_Problem to work on:_
Could you transcribe every record below exactly as written, leaving out any pictures?

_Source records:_
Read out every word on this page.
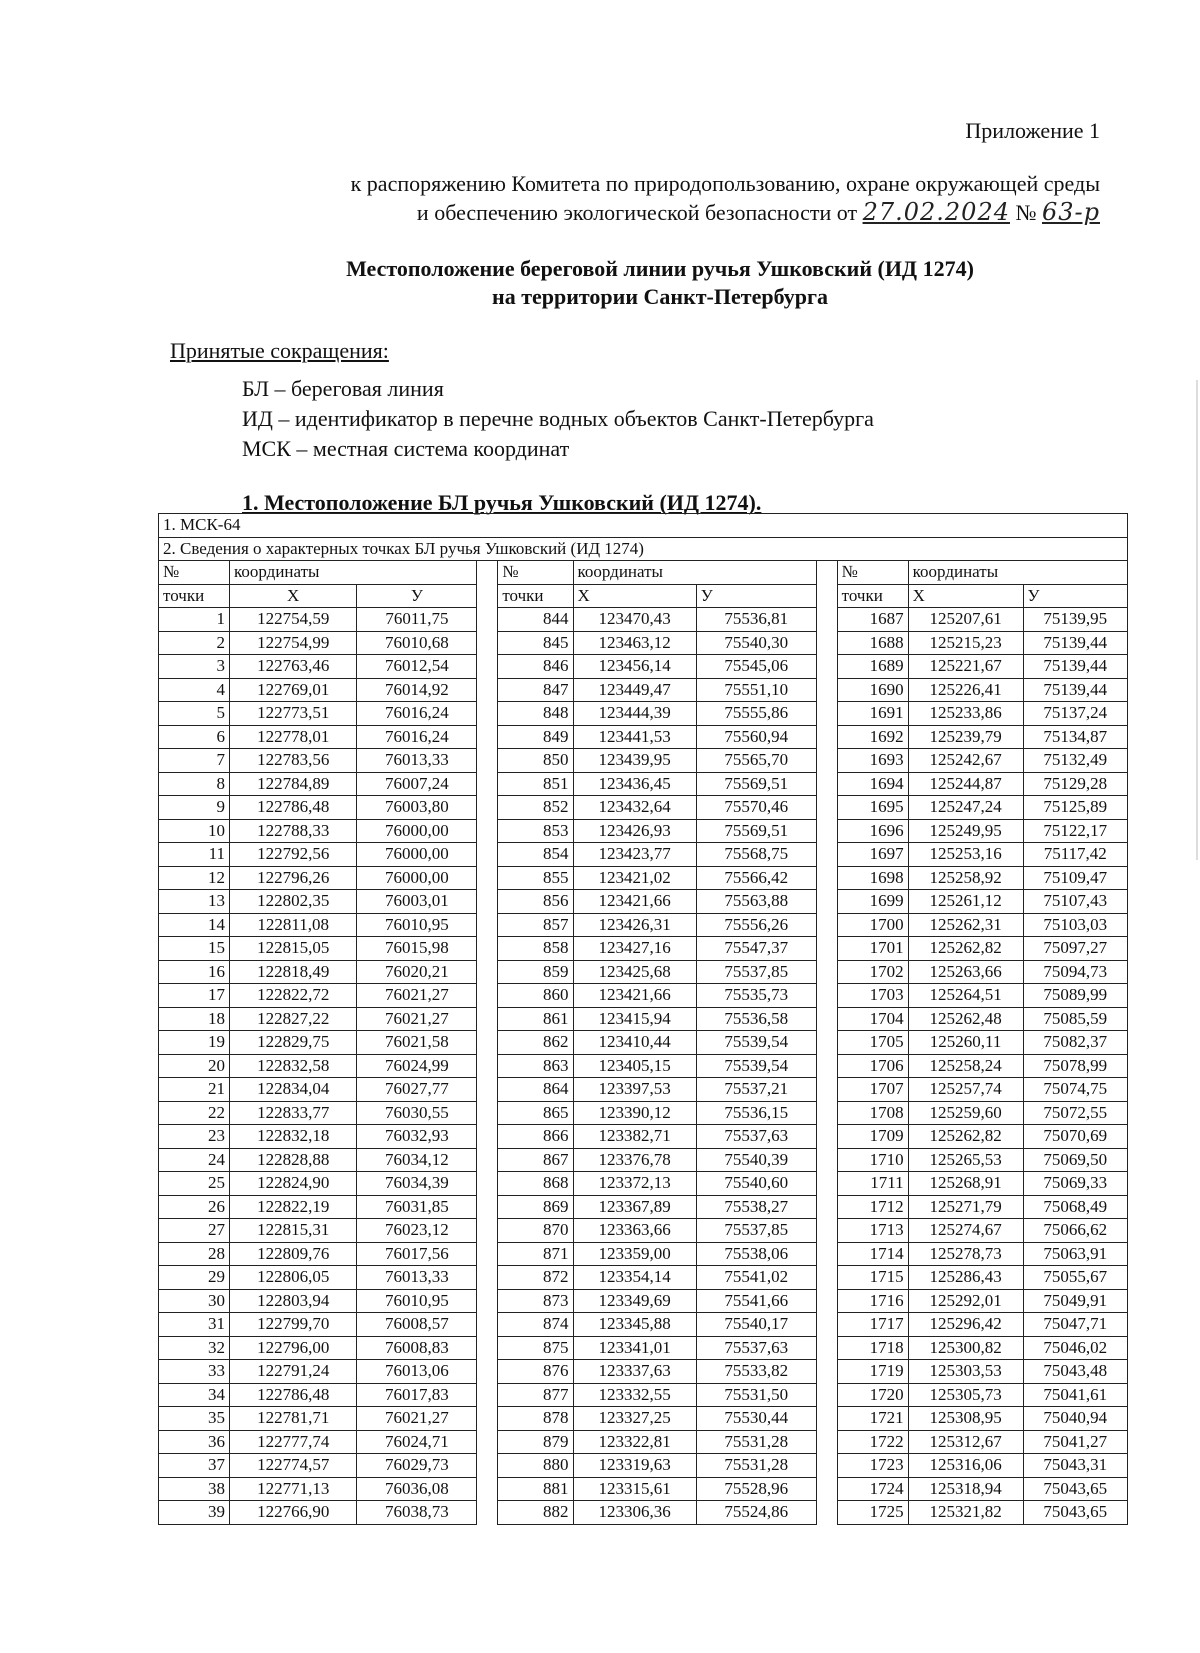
Приложение 1
к распоряжению Комитета по природопользованию, охране окружающей среды
и обеспечению экологической безопасности от 27.02.2024 № 63-р
Местоположение береговой линии ручья Ушковский (ИД 1274)
на территории Санкт-Петербурга
Принятые сокращения:
БЛ – береговая линия
ИД – идентификатор в перечне водных объектов Санкт-Петербурга
МСК – местная система координат
1. Местоположение БЛ ручья Ушковский (ИД 1274).
1. МСК-64										
2. Сведения о характерных точках БЛ ручья Ушковский (ИД 1274)										
№	координаты			№	координаты			№	координаты	
точки	X	У		точки	X	У		точки	X	У
1	122754,59	76011,75		844	123470,43	75536,81		1687	125207,61	75139,95
2	122754,99	76010,68		845	123463,12	75540,30		1688	125215,23	75139,44
3	122763,46	76012,54		846	123456,14	75545,06		1689	125221,67	75139,44
4	122769,01	76014,92		847	123449,47	75551,10		1690	125226,41	75139,44
5	122773,51	76016,24		848	123444,39	75555,86		1691	125233,86	75137,24
6	122778,01	76016,24		849	123441,53	75560,94		1692	125239,79	75134,87
7	122783,56	76013,33		850	123439,95	75565,70		1693	125242,67	75132,49
8	122784,89	76007,24		851	123436,45	75569,51		1694	125244,87	75129,28
9	122786,48	76003,80		852	123432,64	75570,46		1695	125247,24	75125,89
10	122788,33	76000,00		853	123426,93	75569,51		1696	125249,95	75122,17
11	122792,56	76000,00		854	123423,77	75568,75		1697	125253,16	75117,42
12	122796,26	76000,00		855	123421,02	75566,42		1698	125258,92	75109,47
13	122802,35	76003,01		856	123421,66	75563,88		1699	125261,12	75107,43
14	122811,08	76010,95		857	123426,31	75556,26		1700	125262,31	75103,03
15	122815,05	76015,98		858	123427,16	75547,37		1701	125262,82	75097,27
16	122818,49	76020,21		859	123425,68	75537,85		1702	125263,66	75094,73
17	122822,72	76021,27		860	123421,66	75535,73		1703	125264,51	75089,99
18	122827,22	76021,27		861	123415,94	75536,58		1704	125262,48	75085,59
19	122829,75	76021,58		862	123410,44	75539,54		1705	125260,11	75082,37
20	122832,58	76024,99		863	123405,15	75539,54		1706	125258,24	75078,99
21	122834,04	76027,77		864	123397,53	75537,21		1707	125257,74	75074,75
22	122833,77	76030,55		865	123390,12	75536,15		1708	125259,60	75072,55
23	122832,18	76032,93		866	123382,71	75537,63		1709	125262,82	75070,69
24	122828,88	76034,12		867	123376,78	75540,39		1710	125265,53	75069,50
25	122824,90	76034,39		868	123372,13	75540,60		1711	125268,91	75069,33
26	122822,19	76031,85		869	123367,89	75538,27		1712	125271,79	75068,49
27	122815,31	76023,12		870	123363,66	75537,85		1713	125274,67	75066,62
28	122809,76	76017,56		871	123359,00	75538,06		1714	125278,73	75063,91
29	122806,05	76013,33		872	123354,14	75541,02		1715	125286,43	75055,67
30	122803,94	76010,95		873	123349,69	75541,66		1716	125292,01	75049,91
31	122799,70	76008,57		874	123345,88	75540,17		1717	125296,42	75047,71
32	122796,00	76008,83		875	123341,01	75537,63		1718	125300,82	75046,02
33	122791,24	76013,06		876	123337,63	75533,82		1719	125303,53	75043,48
34	122786,48	76017,83		877	123332,55	75531,50		1720	125305,73	75041,61
35	122781,71	76021,27		878	123327,25	75530,44		1721	125308,95	75040,94
36	122777,74	76024,71		879	123322,81	75531,28		1722	125312,67	75041,27
37	122774,57	76029,73		880	123319,63	75531,28		1723	125316,06	75043,31
38	122771,13	76036,08		881	123315,61	75528,96		1724	125318,94	75043,65
39	122766,90	76038,73		882	123306,36	75524,86		1725	125321,82	75043,65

_Worked solution:_
Read out every word on this page.
Приложение 1
к распоряжению Комитета по природопользованию, охране окружающей среды
и обеспечению экологической безопасности от 27.02.2024 № 63-р
Местоположение береговой линии ручья Ушковский (ИД 1274)
на территории Санкт-Петербурга
Принятые сокращения:
БЛ – береговая линия
ИД – идентификатор в перечне водных объектов Санкт-Петербурга
МСК – местная система координат
1. Местоположение БЛ ручья Ушковский (ИД 1274).
1. МСК-64										
2. Сведения о характерных точках БЛ ручья Ушковский (ИД 1274)										
№	координаты			№	координаты			№	координаты	
точки	X	У		точки	X	У		точки	X	У
1	122754,59	76011,75		844	123470,43	75536,81		1687	125207,61	75139,95
2	122754,99	76010,68		845	123463,12	75540,30		1688	125215,23	75139,44
3	122763,46	76012,54		846	123456,14	75545,06		1689	125221,67	75139,44
4	122769,01	76014,92		847	123449,47	75551,10		1690	125226,41	75139,44
5	122773,51	76016,24		848	123444,39	75555,86		1691	125233,86	75137,24
6	122778,01	76016,24		849	123441,53	75560,94		1692	125239,79	75134,87
7	122783,56	76013,33		850	123439,95	75565,70		1693	125242,67	75132,49
8	122784,89	76007,24		851	123436,45	75569,51		1694	125244,87	75129,28
9	122786,48	76003,80		852	123432,64	75570,46		1695	125247,24	75125,89
10	122788,33	76000,00		853	123426,93	75569,51		1696	125249,95	75122,17
11	122792,56	76000,00		854	123423,77	75568,75		1697	125253,16	75117,42
12	122796,26	76000,00		855	123421,02	75566,42		1698	125258,92	75109,47
13	122802,35	76003,01		856	123421,66	75563,88		1699	125261,12	75107,43
14	122811,08	76010,95		857	123426,31	75556,26		1700	125262,31	75103,03
15	122815,05	76015,98		858	123427,16	75547,37		1701	125262,82	75097,27
16	122818,49	76020,21		859	123425,68	75537,85		1702	125263,66	75094,73
17	122822,72	76021,27		860	123421,66	75535,73		1703	125264,51	75089,99
18	122827,22	76021,27		861	123415,94	75536,58		1704	125262,48	75085,59
19	122829,75	76021,58		862	123410,44	75539,54		1705	125260,11	75082,37
20	122832,58	76024,99		863	123405,15	75539,54		1706	125258,24	75078,99
21	122834,04	76027,77		864	123397,53	75537,21		1707	125257,74	75074,75
22	122833,77	76030,55		865	123390,12	75536,15		1708	125259,60	75072,55
23	122832,18	76032,93		866	123382,71	75537,63		1709	125262,82	75070,69
24	122828,88	76034,12		867	123376,78	75540,39		1710	125265,53	75069,50
25	122824,90	76034,39		868	123372,13	75540,60		1711	125268,91	75069,33
26	122822,19	76031,85		869	123367,89	75538,27		1712	125271,79	75068,49
27	122815,31	76023,12		870	123363,66	75537,85		1713	125274,67	75066,62
28	122809,76	76017,56		871	123359,00	75538,06		1714	125278,73	75063,91
29	122806,05	76013,33		872	123354,14	75541,02		1715	125286,43	75055,67
30	122803,94	76010,95		873	123349,69	75541,66		1716	125292,01	75049,91
31	122799,70	76008,57		874	123345,88	75540,17		1717	125296,42	75047,71
32	122796,00	76008,83		875	123341,01	75537,63		1718	125300,82	75046,02
33	122791,24	76013,06		876	123337,63	75533,82		1719	125303,53	75043,48
34	122786,48	76017,83		877	123332,55	75531,50		1720	125305,73	75041,61
35	122781,71	76021,27		878	123327,25	75530,44		1721	125308,95	75040,94
36	122777,74	76024,71		879	123322,81	75531,28		1722	125312,67	75041,27
37	122774,57	76029,73		880	123319,63	75531,28		1723	125316,06	75043,31
38	122771,13	76036,08		881	123315,61	75528,96		1724	125318,94	75043,65
39	122766,90	76038,73		882	123306,36	75524,86		1725	125321,82	75043,65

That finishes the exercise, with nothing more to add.